**GIVEN EXERCISE**
Pictures stay out of the copy; set down each line of the listing below exactly.

**ENTRIES**

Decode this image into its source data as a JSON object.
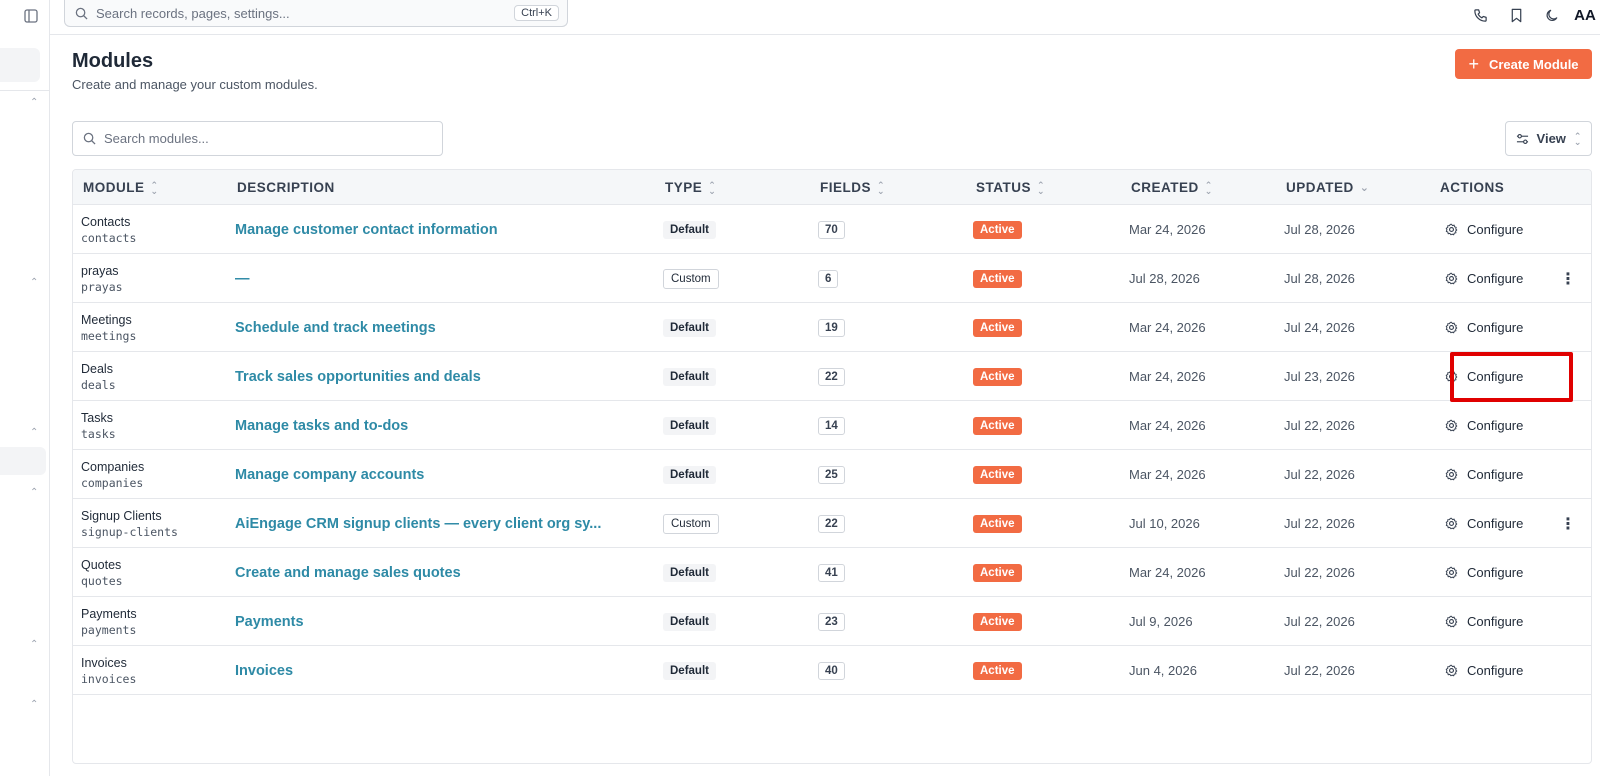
{
  "topbar": {
    "search_placeholder": "Search records, pages, settings...",
    "shortcut": "Ctrl+K",
    "avatar_initials": "AA"
  },
  "page": {
    "title": "Modules",
    "subtitle": "Create and manage your custom modules.",
    "create_label": "Create Module",
    "accent_color": "#f26b43"
  },
  "filters": {
    "search_placeholder": "Search modules...",
    "view_label": "View"
  },
  "table": {
    "columns": [
      "MODULE",
      "DESCRIPTION",
      "TYPE",
      "FIELDS",
      "STATUS",
      "CREATED",
      "UPDATED",
      "ACTIONS"
    ],
    "action_label": "Configure",
    "rows": [
      {
        "name": "Contacts",
        "slug": "contacts",
        "description": "Manage customer contact information",
        "type": "Default",
        "fields": "70",
        "status": "Active",
        "created": "Mar 24, 2026",
        "updated": "Jul 28, 2026",
        "more": false
      },
      {
        "name": "prayas",
        "slug": "prayas",
        "description": "—",
        "type": "Custom",
        "fields": "6",
        "status": "Active",
        "created": "Jul 28, 2026",
        "updated": "Jul 28, 2026",
        "more": true
      },
      {
        "name": "Meetings",
        "slug": "meetings",
        "description": "Schedule and track meetings",
        "type": "Default",
        "fields": "19",
        "status": "Active",
        "created": "Mar 24, 2026",
        "updated": "Jul 24, 2026",
        "more": false
      },
      {
        "name": "Deals",
        "slug": "deals",
        "description": "Track sales opportunities and deals",
        "type": "Default",
        "fields": "22",
        "status": "Active",
        "created": "Mar 24, 2026",
        "updated": "Jul 23, 2026",
        "more": false
      },
      {
        "name": "Tasks",
        "slug": "tasks",
        "description": "Manage tasks and to-dos",
        "type": "Default",
        "fields": "14",
        "status": "Active",
        "created": "Mar 24, 2026",
        "updated": "Jul 22, 2026",
        "more": false
      },
      {
        "name": "Companies",
        "slug": "companies",
        "description": "Manage company accounts",
        "type": "Default",
        "fields": "25",
        "status": "Active",
        "created": "Mar 24, 2026",
        "updated": "Jul 22, 2026",
        "more": false
      },
      {
        "name": "Signup Clients",
        "slug": "signup-clients",
        "description": "AiEngage CRM signup clients — every client org sy...",
        "type": "Custom",
        "fields": "22",
        "status": "Active",
        "created": "Jul 10, 2026",
        "updated": "Jul 22, 2026",
        "more": true
      },
      {
        "name": "Quotes",
        "slug": "quotes",
        "description": "Create and manage sales quotes",
        "type": "Default",
        "fields": "41",
        "status": "Active",
        "created": "Mar 24, 2026",
        "updated": "Jul 22, 2026",
        "more": false
      },
      {
        "name": "Payments",
        "slug": "payments",
        "description": "Payments",
        "type": "Default",
        "fields": "23",
        "status": "Active",
        "created": "Jul 9, 2026",
        "updated": "Jul 22, 2026",
        "more": false
      },
      {
        "name": "Invoices",
        "slug": "invoices",
        "description": "Invoices",
        "type": "Default",
        "fields": "40",
        "status": "Active",
        "created": "Jun 4, 2026",
        "updated": "Jul 22, 2026",
        "more": false
      }
    ]
  }
}
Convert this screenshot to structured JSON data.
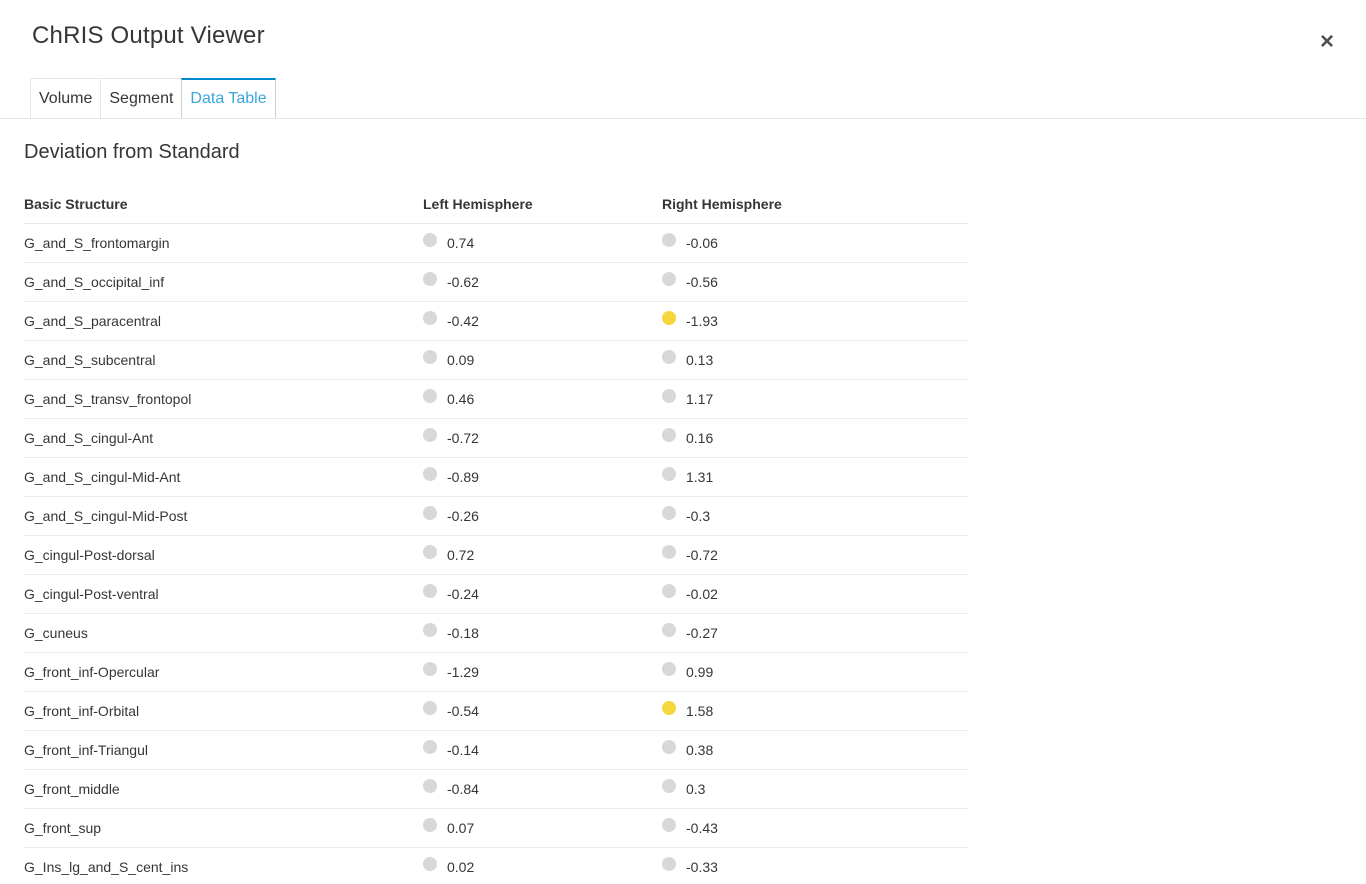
{
  "header": {
    "title": "ChRIS Output Viewer",
    "close_label": "×"
  },
  "tabs": [
    {
      "label": "Volume",
      "active": false
    },
    {
      "label": "Segment",
      "active": false
    },
    {
      "label": "Data Table",
      "active": true
    }
  ],
  "section_title": "Deviation from Standard",
  "table": {
    "columns": [
      "Basic Structure",
      "Left Hemisphere",
      "Right Hemisphere"
    ],
    "rows": [
      {
        "structure": "G_and_S_frontomargin",
        "left": "0.74",
        "left_status": "normal",
        "right": "-0.06",
        "right_status": "normal"
      },
      {
        "structure": "G_and_S_occipital_inf",
        "left": "-0.62",
        "left_status": "normal",
        "right": "-0.56",
        "right_status": "normal"
      },
      {
        "structure": "G_and_S_paracentral",
        "left": "-0.42",
        "left_status": "normal",
        "right": "-1.93",
        "right_status": "warning"
      },
      {
        "structure": "G_and_S_subcentral",
        "left": "0.09",
        "left_status": "normal",
        "right": "0.13",
        "right_status": "normal"
      },
      {
        "structure": "G_and_S_transv_frontopol",
        "left": "0.46",
        "left_status": "normal",
        "right": "1.17",
        "right_status": "normal"
      },
      {
        "structure": "G_and_S_cingul-Ant",
        "left": "-0.72",
        "left_status": "normal",
        "right": "0.16",
        "right_status": "normal"
      },
      {
        "structure": "G_and_S_cingul-Mid-Ant",
        "left": "-0.89",
        "left_status": "normal",
        "right": "1.31",
        "right_status": "normal"
      },
      {
        "structure": "G_and_S_cingul-Mid-Post",
        "left": "-0.26",
        "left_status": "normal",
        "right": "-0.3",
        "right_status": "normal"
      },
      {
        "structure": "G_cingul-Post-dorsal",
        "left": "0.72",
        "left_status": "normal",
        "right": "-0.72",
        "right_status": "normal"
      },
      {
        "structure": "G_cingul-Post-ventral",
        "left": "-0.24",
        "left_status": "normal",
        "right": "-0.02",
        "right_status": "normal"
      },
      {
        "structure": "G_cuneus",
        "left": "-0.18",
        "left_status": "normal",
        "right": "-0.27",
        "right_status": "normal"
      },
      {
        "structure": "G_front_inf-Opercular",
        "left": "-1.29",
        "left_status": "normal",
        "right": "0.99",
        "right_status": "normal"
      },
      {
        "structure": "G_front_inf-Orbital",
        "left": "-0.54",
        "left_status": "normal",
        "right": "1.58",
        "right_status": "warning"
      },
      {
        "structure": "G_front_inf-Triangul",
        "left": "-0.14",
        "left_status": "normal",
        "right": "0.38",
        "right_status": "normal"
      },
      {
        "structure": "G_front_middle",
        "left": "-0.84",
        "left_status": "normal",
        "right": "0.3",
        "right_status": "normal"
      },
      {
        "structure": "G_front_sup",
        "left": "0.07",
        "left_status": "normal",
        "right": "-0.43",
        "right_status": "normal"
      },
      {
        "structure": "G_Ins_lg_and_S_cent_ins",
        "left": "0.02",
        "left_status": "normal",
        "right": "-0.33",
        "right_status": "normal"
      }
    ]
  },
  "colors": {
    "accent": "#39a5dc",
    "status_normal": "#d8d8d8",
    "status_warning": "#f5d63d"
  }
}
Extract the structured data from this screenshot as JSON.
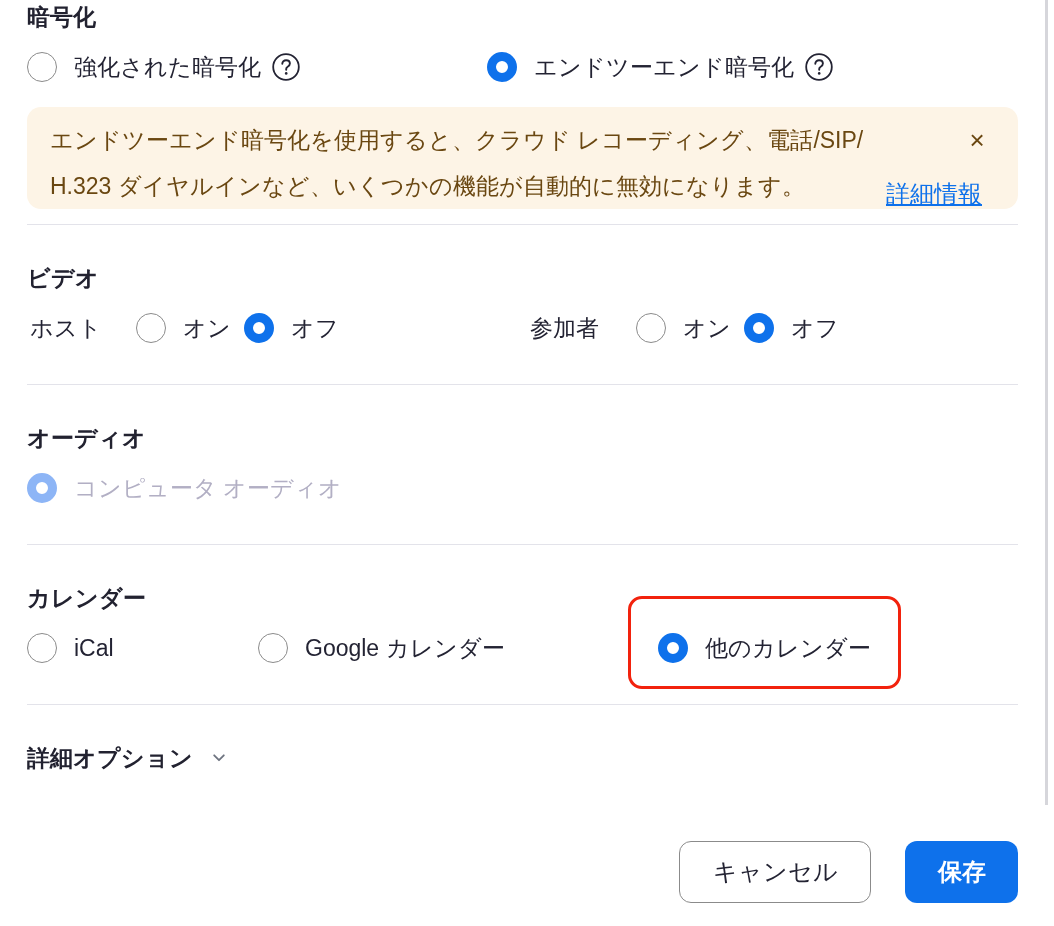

**OUTPUT OF THE EXERCISE**
Decode this image into its source data as a JSON object.
{
  "topbar": {
    "search_placeholder": "Search records, pages, settings...",
    "shortcut": "Ctrl+K",
    "avatar_initials": "AA"
  },
  "page": {
    "title": "Modules",
    "subtitle": "Create and manage your custom modules.",
    "create_label": "Create Module",
    "accent_color": "#f26b43"
  },
  "filters": {
    "search_placeholder": "Search modules...",
    "view_label": "View"
  },
  "table": {
    "columns": [
      "MODULE",
      "DESCRIPTION",
      "TYPE",
      "FIELDS",
      "STATUS",
      "CREATED",
      "UPDATED",
      "ACTIONS"
    ],
    "action_label": "Configure",
    "rows": [
      {
        "name": "Contacts",
        "slug": "contacts",
        "description": "Manage customer contact information",
        "type": "Default",
        "fields": "70",
        "status": "Active",
        "created": "Mar 24, 2026",
        "updated": "Jul 28, 2026",
        "more": false
      },
      {
        "name": "prayas",
        "slug": "prayas",
        "description": "—",
        "type": "Custom",
        "fields": "6",
        "status": "Active",
        "created": "Jul 28, 2026",
        "updated": "Jul 28, 2026",
        "more": true
      },
      {
        "name": "Meetings",
        "slug": "meetings",
        "description": "Schedule and track meetings",
        "type": "Default",
        "fields": "19",
        "status": "Active",
        "created": "Mar 24, 2026",
        "updated": "Jul 24, 2026",
        "more": false
      },
      {
        "name": "Deals",
        "slug": "deals",
        "description": "Track sales opportunities and deals",
        "type": "Default",
        "fields": "22",
        "status": "Active",
        "created": "Mar 24, 2026",
        "updated": "Jul 23, 2026",
        "more": false
      },
      {
        "name": "Tasks",
        "slug": "tasks",
        "description": "Manage tasks and to-dos",
        "type": "Default",
        "fields": "14",
        "status": "Active",
        "created": "Mar 24, 2026",
        "updated": "Jul 22, 2026",
        "more": false
      },
      {
        "name": "Companies",
        "slug": "companies",
        "description": "Manage company accounts",
        "type": "Default",
        "fields": "25",
        "status": "Active",
        "created": "Mar 24, 2026",
        "updated": "Jul 22, 2026",
        "more": false
      },
      {
        "name": "Signup Clients",
        "slug": "signup-clients",
        "description": "AiEngage CRM signup clients — every client org sy...",
        "type": "Custom",
        "fields": "22",
        "status": "Active",
        "created": "Jul 10, 2026",
        "updated": "Jul 22, 2026",
        "more": true
      },
      {
        "name": "Quotes",
        "slug": "quotes",
        "description": "Create and manage sales quotes",
        "type": "Default",
        "fields": "41",
        "status": "Active",
        "created": "Mar 24, 2026",
        "updated": "Jul 22, 2026",
        "more": false
      },
      {
        "name": "Payments",
        "slug": "payments",
        "description": "Payments",
        "type": "Default",
        "fields": "23",
        "status": "Active",
        "created": "Jul 9, 2026",
        "updated": "Jul 22, 2026",
        "more": false
      },
      {
        "name": "Invoices",
        "slug": "invoices",
        "description": "Invoices",
        "type": "Default",
        "fields": "40",
        "status": "Active",
        "created": "Jun 4, 2026",
        "updated": "Jul 22, 2026",
        "more": false
      }
    ]
  }
}
Convert this screenshot to structured JSON data.
{
  "header": {
    "title": "ChRIS Output Viewer",
    "close_label": "×"
  },
  "tabs": [
    {
      "label": "Volume",
      "active": false
    },
    {
      "label": "Segment",
      "active": false
    },
    {
      "label": "Data Table",
      "active": true
    }
  ],
  "section_title": "Deviation from Standard",
  "table": {
    "columns": [
      "Basic Structure",
      "Left Hemisphere",
      "Right Hemisphere"
    ],
    "rows": [
      {
        "structure": "G_and_S_frontomargin",
        "left": "0.74",
        "left_status": "normal",
        "right": "-0.06",
        "right_status": "normal"
      },
      {
        "structure": "G_and_S_occipital_inf",
        "left": "-0.62",
        "left_status": "normal",
        "right": "-0.56",
        "right_status": "normal"
      },
      {
        "structure": "G_and_S_paracentral",
        "left": "-0.42",
        "left_status": "normal",
        "right": "-1.93",
        "right_status": "warning"
      },
      {
        "structure": "G_and_S_subcentral",
        "left": "0.09",
        "left_status": "normal",
        "right": "0.13",
        "right_status": "normal"
      },
      {
        "structure": "G_and_S_transv_frontopol",
        "left": "0.46",
        "left_status": "normal",
        "right": "1.17",
        "right_status": "normal"
      },
      {
        "structure": "G_and_S_cingul-Ant",
        "left": "-0.72",
        "left_status": "normal",
        "right": "0.16",
        "right_status": "normal"
      },
      {
        "structure": "G_and_S_cingul-Mid-Ant",
        "left": "-0.89",
        "left_status": "normal",
        "right": "1.31",
        "right_status": "normal"
      },
      {
        "structure": "G_and_S_cingul-Mid-Post",
        "left": "-0.26",
        "left_status": "normal",
        "right": "-0.3",
        "right_status": "normal"
      },
      {
        "structure": "G_cingul-Post-dorsal",
        "left": "0.72",
        "left_status": "normal",
        "right": "-0.72",
        "right_status": "normal"
      },
      {
        "structure": "G_cingul-Post-ventral",
        "left": "-0.24",
        "left_status": "normal",
        "right": "-0.02",
        "right_status": "normal"
      },
      {
        "structure": "G_cuneus",
        "left": "-0.18",
        "left_status": "normal",
        "right": "-0.27",
        "right_status": "normal"
      },
      {
        "structure": "G_front_inf-Opercular",
        "left": "-1.29",
        "left_status": "normal",
        "right": "0.99",
        "right_status": "normal"
      },
      {
        "structure": "G_front_inf-Orbital",
        "left": "-0.54",
        "left_status": "normal",
        "right": "1.58",
        "right_status": "warning"
      },
      {
        "structure": "G_front_inf-Triangul",
        "left": "-0.14",
        "left_status": "normal",
        "right": "0.38",
        "right_status": "normal"
      },
      {
        "structure": "G_front_middle",
        "left": "-0.84",
        "left_status": "normal",
        "right": "0.3",
        "right_status": "normal"
      },
      {
        "structure": "G_front_sup",
        "left": "0.07",
        "left_status": "normal",
        "right": "-0.43",
        "right_status": "normal"
      },
      {
        "structure": "G_Ins_lg_and_S_cent_ins",
        "left": "0.02",
        "left_status": "normal",
        "right": "-0.33",
        "right_status": "normal"
      }
    ]
  },
  "colors": {
    "accent": "#39a5dc",
    "status_normal": "#d8d8d8",
    "status_warning": "#f5d63d"
  }
}
Extract the structured data from this screenshot as JSON.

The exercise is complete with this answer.